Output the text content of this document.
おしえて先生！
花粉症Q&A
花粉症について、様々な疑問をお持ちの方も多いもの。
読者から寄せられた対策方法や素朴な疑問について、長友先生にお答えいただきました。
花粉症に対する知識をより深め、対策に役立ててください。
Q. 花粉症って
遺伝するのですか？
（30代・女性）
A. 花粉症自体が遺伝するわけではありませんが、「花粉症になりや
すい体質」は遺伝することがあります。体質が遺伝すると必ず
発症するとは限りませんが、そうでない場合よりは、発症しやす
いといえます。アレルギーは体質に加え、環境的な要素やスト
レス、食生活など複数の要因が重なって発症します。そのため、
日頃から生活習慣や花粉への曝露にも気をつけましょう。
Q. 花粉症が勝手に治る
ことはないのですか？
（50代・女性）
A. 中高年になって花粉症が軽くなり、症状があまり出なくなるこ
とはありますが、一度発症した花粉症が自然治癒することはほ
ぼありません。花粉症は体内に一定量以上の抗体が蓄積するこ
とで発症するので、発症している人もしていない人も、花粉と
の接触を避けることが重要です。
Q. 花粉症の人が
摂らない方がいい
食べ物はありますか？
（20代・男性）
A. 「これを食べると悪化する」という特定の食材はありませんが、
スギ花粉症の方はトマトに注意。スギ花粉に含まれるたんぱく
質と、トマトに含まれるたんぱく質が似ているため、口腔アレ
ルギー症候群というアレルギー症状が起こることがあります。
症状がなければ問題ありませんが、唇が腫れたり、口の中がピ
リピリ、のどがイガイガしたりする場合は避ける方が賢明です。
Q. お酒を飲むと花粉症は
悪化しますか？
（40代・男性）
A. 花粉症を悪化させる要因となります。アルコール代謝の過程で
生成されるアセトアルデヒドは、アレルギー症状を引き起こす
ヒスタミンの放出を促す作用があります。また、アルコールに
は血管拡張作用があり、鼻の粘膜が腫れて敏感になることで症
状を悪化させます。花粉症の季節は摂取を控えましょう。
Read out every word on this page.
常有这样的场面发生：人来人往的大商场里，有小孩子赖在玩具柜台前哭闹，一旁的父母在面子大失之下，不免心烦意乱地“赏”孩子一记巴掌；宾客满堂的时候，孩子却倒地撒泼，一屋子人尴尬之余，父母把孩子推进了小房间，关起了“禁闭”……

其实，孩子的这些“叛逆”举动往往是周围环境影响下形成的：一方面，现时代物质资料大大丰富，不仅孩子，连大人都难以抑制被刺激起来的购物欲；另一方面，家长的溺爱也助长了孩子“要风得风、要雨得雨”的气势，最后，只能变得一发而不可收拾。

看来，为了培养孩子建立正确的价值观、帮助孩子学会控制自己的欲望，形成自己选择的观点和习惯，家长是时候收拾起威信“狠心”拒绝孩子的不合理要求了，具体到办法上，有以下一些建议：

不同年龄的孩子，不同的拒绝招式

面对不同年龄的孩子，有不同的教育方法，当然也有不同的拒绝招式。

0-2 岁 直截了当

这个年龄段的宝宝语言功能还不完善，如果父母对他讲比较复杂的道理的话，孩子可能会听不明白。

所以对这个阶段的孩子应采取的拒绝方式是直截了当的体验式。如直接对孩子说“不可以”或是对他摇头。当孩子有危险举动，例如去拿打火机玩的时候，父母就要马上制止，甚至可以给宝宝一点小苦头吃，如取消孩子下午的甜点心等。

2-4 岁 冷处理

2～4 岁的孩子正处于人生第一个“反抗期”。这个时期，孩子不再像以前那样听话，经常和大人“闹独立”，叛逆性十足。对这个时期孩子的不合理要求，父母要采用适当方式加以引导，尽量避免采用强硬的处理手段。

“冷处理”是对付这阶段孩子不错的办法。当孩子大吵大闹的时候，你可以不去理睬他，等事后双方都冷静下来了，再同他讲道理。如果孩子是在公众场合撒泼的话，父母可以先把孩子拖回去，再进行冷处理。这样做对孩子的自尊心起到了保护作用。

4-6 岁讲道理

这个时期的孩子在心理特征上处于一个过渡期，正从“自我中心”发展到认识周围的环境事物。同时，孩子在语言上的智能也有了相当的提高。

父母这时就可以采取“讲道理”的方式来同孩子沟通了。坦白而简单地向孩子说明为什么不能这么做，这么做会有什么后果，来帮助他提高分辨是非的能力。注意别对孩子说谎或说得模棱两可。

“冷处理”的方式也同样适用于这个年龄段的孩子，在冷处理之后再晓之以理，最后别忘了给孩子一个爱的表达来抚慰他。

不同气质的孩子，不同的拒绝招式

What to work on | Pull every line containing the word "this" out of the material.

Answer below |
Output the text content of this document.
Read out every word on this page.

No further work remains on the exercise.